(EXERCISE TEXT)
Last impressions. What will your customers remember most about their visit to your bar, hotel or restaurant? What happens in the last few moments of their visit that will undoubtedly influence their lasting impression? Show you appreciate their custom; a sincere thank you in person goes a long way. Give them a little memento to take home with them as a lasting reminder: a box of homemade petit fours, jam or pickles or gift bag of your exclusive toiletries for your leisure guests, or quality logoed accessories for your corporate market. Obviously this needs to be in line with your margins, but even something as small as a print out of the ingredients of their favourite cocktail or the recipe of a dish they asked about, or printing out directions for their onward journey.

 

Spot Your opportunities

Listen to customers so you can spot opportunities for additional sales. Not just for your own business, but for other local, sister or complimentary businesses too. A visit to a neighbouring attraction, place of interest or even another hospitality business might still generate spin off business for you (and vice versa).

Ensure everyone fully understands your products and services so they can spot opportunities. This doesn’t mean ramming unwanted offerings down people’s throats, but picking up on an interest or need and helping to find the right solution or offering suggestions that the guest or visitor may not have thought of themselves or been aware of – a win-win.

Train and empower your team to be flexible so they can tailor offers to best suit the customers’ needs and make appropriate recommendations.

You team also need to know the level of service that your customers expect, and have the appropriate training, tools and systems in place in order for them to deliver this. Brief your team so that they too can recognise and remember your loyal customers and empower them to deliver what your customers want and expect. In the unfortunate event that your customers have cause to complain, give your staff the training, confidence and authority to deal with complaints promptly. Your recovery of the situation can in itself earn you brownie points.

 

Acknowledge Loyalty

I read recently it’s estimated that over two thirds of customers will fail to return if they feel unappreciated. This is the number one reason businesses lose customers.

Ask for feedback. Never take your regular customers for granted; ask for their feedback and resolve any shortfalls quickly. Problems or challenges are often your opportunity to shine and leave a positive lasting impression if dealt with positively. Now’s a chance to exceed expectations. Face to face feedback will always win over a comments form or questionnaire.  Ask them what they like and what disappoints them if anything, so you can learn from this and continually improve.  Customers will be flattered if you ask for their opinions. So also ask for their feedback on how things can be improved and their recommendations and new ideas. Then keep them up to date with the changes they’ve made to demonstrate that you have been listening. What a great excuse to invite them back again to show them the changes you’ve implemented?

Show your appreciation of their custom with a simple thank you message. Naturally you’ll do this in person. But for B&Bs or hotels you might follow up with a simple personalised thank you note a few days later to show your appreciation. Anything that will give them something to remember you by, especially if it is handwritten and tailored to them. Some think that in this web based age that this is out dated; how would your customers react to receiving something in the post, rather than clogging up their email inbox?

(TASKS TO PERFORM)
a – What does the text on hospitality customer loyalty name as the number one reason businesses lose customers?
b – Carry on the text about hospitality customer loyalty past its final sentence.
The records come from a different source than the text.

[Document layout analysis records]
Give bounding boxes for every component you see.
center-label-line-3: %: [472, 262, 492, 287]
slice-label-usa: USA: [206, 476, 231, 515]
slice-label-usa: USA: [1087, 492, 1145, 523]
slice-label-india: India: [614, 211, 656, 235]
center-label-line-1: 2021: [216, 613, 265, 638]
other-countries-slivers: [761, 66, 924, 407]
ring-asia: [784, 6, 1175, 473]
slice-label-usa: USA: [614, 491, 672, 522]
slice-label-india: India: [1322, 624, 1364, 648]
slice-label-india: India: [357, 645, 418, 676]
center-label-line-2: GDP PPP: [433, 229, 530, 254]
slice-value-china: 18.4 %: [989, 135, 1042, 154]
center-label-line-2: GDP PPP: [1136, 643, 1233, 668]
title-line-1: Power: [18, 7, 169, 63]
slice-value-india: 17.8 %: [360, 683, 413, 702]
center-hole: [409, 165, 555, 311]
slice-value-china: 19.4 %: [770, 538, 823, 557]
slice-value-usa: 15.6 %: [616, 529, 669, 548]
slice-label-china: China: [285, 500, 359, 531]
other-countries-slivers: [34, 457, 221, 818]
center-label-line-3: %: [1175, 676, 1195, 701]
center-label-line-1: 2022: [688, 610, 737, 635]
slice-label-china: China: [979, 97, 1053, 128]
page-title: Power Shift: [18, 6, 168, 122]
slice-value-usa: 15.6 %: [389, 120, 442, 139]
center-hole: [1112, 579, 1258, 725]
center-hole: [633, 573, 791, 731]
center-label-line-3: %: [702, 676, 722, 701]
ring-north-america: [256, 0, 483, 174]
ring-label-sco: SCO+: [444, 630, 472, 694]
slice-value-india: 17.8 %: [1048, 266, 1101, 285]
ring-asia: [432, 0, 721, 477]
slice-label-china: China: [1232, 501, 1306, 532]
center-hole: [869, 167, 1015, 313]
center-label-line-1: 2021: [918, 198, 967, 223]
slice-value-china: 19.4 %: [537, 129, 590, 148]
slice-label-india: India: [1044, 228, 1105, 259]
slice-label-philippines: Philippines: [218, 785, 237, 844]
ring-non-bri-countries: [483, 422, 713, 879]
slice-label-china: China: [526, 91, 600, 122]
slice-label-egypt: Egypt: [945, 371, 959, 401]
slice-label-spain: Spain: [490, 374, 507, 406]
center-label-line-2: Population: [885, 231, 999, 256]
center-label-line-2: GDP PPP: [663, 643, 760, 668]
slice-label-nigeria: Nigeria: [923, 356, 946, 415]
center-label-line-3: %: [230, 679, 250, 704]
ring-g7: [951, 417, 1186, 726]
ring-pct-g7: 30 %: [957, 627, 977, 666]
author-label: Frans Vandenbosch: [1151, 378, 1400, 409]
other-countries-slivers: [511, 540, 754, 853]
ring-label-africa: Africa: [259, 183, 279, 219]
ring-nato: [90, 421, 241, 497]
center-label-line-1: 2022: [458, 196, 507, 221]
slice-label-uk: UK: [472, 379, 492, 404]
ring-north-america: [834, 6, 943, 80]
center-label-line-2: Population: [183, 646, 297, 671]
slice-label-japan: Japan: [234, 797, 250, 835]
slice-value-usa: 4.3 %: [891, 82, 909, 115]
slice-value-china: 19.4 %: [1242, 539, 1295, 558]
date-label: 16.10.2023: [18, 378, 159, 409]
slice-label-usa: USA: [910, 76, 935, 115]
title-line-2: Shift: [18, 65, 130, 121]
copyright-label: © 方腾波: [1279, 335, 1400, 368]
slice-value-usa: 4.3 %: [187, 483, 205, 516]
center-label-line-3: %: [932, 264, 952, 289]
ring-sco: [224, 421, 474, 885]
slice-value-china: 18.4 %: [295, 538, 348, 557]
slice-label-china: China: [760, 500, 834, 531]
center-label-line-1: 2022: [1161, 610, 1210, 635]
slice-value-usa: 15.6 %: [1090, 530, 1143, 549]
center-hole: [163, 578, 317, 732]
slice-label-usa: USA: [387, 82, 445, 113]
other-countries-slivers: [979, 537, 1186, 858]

(RESPONSES IN ORDER)
a – Customers feeling unappreciated.

b –
Remember them. Not only addressing your customers by name (although don’t under estimate the impact when someone remembers your name especially when you aren’t expecting it – and getting the spelling right when you’re writing it down). It’s also about remembering their preferences. Do they have any particular likes and dislikes, what is their favourite table or room, do they have any particular requirements such as a late check in or special diet. How do they like their drinks mixed? Do we know their birthday or any special anniversaries? Remembering such details will always be appreciated. And although you may know this regular customer, do your staff know them too. Record their personal details and any special requirements so whoever is on duty the welcome your customer receives is consistent.

Reward their loyalty with exclusive deals that have genuine benefits. How does it make you feel when you see promotions offering special deals for new customers that aren’t available to you as an existing customer? Make your loyal customers feel special by putting together packages or deals which are exclusive to them. This again demonstrates your appreciation of their custom, as well as potentially prompting additional bookings. As a loyal customer, the last thing you want to hear about is an offer that’s only available to ‘new’ customers.

Know your competition. Keep an eye on your competitors, what they are charging, new services they offer, improvements, marketing promotions, etc. Make sure your services are the best value for the money. You do not necessarily have to lower your prices when your competitors do, but make sure your customers know that you are worth the extra money. Stay competitive. I’m not just talking about other hospitality businesses; your customers will compare you with anyone else who delivers a service. So as long as you deliver a five-star service you’re going to compare favourably with all your ‘competition’.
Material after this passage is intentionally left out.